--- start of Available data ---

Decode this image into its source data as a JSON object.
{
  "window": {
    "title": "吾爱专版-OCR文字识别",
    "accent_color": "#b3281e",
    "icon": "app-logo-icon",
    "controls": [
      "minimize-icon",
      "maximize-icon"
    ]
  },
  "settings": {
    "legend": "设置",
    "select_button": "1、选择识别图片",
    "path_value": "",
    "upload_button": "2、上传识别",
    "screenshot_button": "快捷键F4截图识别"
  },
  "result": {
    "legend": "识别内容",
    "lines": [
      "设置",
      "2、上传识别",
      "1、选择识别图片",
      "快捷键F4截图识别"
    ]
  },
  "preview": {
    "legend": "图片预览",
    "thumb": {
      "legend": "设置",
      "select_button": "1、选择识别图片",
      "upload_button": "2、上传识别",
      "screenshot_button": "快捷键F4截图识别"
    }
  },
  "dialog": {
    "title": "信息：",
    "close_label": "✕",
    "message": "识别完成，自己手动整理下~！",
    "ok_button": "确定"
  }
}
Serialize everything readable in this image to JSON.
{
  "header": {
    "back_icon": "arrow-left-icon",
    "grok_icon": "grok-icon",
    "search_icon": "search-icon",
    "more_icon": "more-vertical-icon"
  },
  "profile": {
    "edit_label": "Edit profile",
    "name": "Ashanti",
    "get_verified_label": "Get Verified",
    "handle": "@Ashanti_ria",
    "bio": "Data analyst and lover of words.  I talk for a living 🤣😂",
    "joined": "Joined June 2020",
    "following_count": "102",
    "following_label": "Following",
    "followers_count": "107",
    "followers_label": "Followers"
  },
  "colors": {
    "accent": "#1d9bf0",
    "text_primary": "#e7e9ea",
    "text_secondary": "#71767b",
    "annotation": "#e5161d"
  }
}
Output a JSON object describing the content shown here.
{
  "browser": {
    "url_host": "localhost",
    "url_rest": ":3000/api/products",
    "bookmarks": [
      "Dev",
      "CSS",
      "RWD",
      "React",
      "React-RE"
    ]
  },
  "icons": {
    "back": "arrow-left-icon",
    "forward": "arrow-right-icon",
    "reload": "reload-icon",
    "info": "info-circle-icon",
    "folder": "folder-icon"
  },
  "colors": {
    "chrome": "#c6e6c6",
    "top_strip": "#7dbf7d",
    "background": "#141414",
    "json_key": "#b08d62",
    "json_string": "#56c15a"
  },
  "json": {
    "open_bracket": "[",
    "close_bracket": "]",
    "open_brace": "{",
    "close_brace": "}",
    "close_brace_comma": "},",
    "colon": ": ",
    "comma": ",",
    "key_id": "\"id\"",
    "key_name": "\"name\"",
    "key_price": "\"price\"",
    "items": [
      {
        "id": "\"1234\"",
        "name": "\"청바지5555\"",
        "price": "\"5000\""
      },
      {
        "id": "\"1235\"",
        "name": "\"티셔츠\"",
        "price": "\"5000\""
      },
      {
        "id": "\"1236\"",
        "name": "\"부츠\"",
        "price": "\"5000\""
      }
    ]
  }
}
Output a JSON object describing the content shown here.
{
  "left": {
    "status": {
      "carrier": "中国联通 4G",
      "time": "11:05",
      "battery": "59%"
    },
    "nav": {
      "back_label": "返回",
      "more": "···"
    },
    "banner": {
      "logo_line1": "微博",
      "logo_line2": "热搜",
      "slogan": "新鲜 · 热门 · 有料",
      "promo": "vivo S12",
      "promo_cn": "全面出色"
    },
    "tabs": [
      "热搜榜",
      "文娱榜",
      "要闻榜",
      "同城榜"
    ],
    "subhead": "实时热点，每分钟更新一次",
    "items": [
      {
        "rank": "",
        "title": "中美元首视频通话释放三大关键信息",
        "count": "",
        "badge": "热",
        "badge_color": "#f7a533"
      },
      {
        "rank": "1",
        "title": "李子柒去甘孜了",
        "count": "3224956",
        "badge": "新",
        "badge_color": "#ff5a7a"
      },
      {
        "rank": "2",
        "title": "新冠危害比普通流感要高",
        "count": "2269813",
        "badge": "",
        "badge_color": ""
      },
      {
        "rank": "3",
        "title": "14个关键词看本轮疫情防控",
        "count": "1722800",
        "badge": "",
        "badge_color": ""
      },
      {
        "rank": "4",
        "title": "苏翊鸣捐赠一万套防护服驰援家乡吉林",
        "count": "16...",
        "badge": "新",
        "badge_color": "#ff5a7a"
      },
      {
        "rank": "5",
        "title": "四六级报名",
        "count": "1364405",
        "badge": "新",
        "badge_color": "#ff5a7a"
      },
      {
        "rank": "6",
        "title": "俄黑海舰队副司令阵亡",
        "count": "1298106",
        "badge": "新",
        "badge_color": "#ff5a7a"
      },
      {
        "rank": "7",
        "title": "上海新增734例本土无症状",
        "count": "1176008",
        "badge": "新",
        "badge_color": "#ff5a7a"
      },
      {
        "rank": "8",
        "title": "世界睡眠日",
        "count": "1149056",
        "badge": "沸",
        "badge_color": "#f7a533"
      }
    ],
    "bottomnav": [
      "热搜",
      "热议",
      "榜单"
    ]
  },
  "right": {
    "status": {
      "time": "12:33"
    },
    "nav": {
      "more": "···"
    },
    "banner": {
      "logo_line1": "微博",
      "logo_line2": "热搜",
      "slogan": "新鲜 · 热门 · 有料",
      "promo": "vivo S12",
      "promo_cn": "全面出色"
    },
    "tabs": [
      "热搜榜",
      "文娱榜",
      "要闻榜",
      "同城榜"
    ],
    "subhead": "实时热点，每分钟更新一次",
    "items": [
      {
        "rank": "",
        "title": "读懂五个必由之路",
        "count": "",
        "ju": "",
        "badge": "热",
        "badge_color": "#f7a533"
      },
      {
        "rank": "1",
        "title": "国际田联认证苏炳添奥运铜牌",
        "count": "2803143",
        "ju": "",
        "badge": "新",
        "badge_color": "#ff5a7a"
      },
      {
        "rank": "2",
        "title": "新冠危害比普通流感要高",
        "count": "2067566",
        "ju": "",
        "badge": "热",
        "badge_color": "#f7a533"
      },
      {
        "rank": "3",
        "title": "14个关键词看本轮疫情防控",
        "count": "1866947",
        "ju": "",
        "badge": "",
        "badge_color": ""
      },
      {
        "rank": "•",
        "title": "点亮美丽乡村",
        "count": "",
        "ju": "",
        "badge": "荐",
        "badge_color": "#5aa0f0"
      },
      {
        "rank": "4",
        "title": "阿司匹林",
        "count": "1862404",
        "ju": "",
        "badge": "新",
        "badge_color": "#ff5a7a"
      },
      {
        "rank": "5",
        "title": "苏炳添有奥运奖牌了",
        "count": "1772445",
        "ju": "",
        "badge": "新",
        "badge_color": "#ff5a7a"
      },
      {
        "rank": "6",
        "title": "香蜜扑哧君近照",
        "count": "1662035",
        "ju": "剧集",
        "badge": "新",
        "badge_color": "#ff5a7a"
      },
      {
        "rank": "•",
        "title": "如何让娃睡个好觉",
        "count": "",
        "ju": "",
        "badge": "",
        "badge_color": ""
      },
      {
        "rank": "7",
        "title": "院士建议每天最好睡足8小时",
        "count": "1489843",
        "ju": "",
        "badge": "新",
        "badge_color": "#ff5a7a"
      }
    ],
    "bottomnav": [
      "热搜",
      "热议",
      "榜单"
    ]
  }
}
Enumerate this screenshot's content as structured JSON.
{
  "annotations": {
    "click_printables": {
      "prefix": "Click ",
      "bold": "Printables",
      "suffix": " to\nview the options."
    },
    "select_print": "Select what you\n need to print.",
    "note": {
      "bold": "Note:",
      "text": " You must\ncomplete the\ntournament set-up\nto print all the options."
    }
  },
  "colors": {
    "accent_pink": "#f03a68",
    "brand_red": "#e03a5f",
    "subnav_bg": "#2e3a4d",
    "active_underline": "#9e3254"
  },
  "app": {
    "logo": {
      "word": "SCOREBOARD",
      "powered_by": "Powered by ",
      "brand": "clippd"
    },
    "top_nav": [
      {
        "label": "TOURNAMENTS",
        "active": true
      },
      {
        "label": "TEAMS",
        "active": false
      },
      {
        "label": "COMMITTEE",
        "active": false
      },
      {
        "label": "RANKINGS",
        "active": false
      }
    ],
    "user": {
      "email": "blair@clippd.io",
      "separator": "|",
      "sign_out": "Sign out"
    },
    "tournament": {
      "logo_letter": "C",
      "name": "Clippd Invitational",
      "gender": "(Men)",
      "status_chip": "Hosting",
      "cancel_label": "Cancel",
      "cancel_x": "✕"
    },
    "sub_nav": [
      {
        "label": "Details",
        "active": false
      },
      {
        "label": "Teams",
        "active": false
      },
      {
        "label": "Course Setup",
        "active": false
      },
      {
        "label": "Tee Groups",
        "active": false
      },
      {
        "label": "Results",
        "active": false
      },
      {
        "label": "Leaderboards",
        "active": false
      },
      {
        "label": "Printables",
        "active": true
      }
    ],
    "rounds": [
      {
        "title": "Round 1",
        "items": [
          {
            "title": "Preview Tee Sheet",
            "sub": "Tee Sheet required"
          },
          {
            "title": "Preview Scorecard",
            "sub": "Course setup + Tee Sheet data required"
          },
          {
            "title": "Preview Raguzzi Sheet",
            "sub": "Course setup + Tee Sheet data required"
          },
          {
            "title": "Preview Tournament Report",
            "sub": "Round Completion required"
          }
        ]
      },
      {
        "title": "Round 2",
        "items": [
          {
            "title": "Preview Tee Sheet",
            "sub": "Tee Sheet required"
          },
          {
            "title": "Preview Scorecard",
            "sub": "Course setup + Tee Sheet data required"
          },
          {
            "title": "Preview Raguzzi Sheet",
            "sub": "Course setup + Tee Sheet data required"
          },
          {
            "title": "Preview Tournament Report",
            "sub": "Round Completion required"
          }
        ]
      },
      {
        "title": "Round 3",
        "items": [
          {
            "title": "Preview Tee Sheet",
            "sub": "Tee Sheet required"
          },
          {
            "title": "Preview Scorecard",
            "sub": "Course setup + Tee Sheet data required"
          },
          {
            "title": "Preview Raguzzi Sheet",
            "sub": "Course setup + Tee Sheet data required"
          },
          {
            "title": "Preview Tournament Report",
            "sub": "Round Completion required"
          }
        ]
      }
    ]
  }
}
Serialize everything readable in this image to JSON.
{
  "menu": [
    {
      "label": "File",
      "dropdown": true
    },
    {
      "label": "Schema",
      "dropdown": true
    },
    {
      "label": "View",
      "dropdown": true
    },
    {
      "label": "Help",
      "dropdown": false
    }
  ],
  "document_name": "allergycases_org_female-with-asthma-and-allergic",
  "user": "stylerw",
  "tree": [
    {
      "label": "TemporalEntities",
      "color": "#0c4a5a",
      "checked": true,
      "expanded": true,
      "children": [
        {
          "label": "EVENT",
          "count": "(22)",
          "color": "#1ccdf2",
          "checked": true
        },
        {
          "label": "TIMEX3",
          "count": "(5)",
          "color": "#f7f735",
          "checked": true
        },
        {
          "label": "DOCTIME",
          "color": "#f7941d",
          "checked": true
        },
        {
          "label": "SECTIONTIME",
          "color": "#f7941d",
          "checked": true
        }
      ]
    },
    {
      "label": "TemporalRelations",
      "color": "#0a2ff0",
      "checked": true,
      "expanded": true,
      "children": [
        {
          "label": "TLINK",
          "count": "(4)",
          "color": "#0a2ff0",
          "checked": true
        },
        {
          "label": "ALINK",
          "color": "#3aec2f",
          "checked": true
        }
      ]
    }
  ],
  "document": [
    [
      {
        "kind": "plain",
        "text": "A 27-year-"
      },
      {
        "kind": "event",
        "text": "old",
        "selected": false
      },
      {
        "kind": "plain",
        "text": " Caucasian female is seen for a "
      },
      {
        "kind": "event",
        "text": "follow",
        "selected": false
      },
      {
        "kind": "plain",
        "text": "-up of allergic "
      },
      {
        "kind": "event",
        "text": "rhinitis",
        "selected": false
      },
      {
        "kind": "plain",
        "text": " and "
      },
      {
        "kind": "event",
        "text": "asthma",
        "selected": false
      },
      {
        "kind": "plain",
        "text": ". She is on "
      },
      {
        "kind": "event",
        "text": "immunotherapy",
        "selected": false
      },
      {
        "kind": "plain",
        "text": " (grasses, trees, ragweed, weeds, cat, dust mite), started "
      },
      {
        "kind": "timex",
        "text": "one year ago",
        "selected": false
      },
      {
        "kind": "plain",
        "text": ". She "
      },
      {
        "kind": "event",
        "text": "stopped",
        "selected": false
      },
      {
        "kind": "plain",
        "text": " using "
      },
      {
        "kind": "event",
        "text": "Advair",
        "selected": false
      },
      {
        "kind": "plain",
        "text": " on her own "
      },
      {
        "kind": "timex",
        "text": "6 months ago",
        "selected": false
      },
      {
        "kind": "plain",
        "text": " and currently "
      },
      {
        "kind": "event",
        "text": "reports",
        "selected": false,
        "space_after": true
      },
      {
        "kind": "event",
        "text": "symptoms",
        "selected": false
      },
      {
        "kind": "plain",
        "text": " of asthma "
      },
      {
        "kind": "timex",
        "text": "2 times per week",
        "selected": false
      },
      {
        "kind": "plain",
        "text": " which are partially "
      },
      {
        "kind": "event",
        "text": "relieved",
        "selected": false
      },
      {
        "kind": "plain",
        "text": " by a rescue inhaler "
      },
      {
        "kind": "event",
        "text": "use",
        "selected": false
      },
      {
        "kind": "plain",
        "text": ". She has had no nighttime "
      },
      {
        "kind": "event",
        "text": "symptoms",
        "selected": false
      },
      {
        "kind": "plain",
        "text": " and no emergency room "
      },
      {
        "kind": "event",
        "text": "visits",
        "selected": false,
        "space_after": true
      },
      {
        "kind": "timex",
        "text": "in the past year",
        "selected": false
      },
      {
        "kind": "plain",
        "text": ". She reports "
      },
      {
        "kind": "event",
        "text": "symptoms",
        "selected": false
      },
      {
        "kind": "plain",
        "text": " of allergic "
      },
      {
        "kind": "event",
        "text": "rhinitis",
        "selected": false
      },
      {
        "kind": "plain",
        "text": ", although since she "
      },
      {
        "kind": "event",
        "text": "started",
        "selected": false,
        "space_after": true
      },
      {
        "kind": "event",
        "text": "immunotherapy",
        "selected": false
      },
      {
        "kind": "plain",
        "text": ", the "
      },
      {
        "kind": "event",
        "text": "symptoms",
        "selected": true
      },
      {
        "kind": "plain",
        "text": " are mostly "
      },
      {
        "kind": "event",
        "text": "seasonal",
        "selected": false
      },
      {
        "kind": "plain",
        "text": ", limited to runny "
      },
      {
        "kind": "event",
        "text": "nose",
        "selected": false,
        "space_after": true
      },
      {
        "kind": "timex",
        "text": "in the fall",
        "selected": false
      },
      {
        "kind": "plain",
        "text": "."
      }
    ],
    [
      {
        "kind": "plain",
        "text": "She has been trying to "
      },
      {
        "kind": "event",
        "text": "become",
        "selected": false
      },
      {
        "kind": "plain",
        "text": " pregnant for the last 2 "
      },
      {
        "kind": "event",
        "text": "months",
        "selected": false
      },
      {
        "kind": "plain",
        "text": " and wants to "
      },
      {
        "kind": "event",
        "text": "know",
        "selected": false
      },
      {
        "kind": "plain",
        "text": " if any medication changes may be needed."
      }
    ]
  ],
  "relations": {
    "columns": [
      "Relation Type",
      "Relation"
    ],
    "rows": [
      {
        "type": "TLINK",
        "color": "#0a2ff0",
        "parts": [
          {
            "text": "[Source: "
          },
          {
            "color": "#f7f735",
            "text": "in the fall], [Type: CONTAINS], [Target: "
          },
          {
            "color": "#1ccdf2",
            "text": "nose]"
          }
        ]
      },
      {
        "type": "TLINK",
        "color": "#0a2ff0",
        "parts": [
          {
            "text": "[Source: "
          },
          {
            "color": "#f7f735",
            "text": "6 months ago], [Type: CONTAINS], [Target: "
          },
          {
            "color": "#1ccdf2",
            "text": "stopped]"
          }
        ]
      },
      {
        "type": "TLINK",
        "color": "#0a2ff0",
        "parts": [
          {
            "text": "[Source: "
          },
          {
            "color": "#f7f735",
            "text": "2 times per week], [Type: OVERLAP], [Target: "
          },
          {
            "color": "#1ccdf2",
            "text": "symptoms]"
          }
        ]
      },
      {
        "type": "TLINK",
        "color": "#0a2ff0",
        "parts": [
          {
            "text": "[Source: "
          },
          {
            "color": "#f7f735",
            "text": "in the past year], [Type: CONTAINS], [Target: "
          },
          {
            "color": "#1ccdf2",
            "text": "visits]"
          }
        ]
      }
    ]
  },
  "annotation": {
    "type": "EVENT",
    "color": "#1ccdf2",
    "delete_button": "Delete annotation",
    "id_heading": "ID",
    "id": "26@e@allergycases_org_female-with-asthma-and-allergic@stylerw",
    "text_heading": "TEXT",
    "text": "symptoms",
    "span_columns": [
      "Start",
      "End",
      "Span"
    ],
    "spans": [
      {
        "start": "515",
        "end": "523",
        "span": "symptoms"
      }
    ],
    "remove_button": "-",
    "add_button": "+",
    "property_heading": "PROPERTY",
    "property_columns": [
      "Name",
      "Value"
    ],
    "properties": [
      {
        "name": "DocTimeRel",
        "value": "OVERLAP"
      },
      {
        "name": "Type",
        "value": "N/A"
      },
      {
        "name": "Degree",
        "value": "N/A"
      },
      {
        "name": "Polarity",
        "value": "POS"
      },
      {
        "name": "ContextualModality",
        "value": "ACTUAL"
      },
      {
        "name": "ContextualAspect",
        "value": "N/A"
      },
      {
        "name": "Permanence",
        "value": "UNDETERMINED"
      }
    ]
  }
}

--- end of Available data ---

Find the lines containing "上传识别" and list every one of them.

*Solved exercise*
    "upload_button": "2、上传识别",
      "2、上传识别",
      "upload_button": "2、上传识别",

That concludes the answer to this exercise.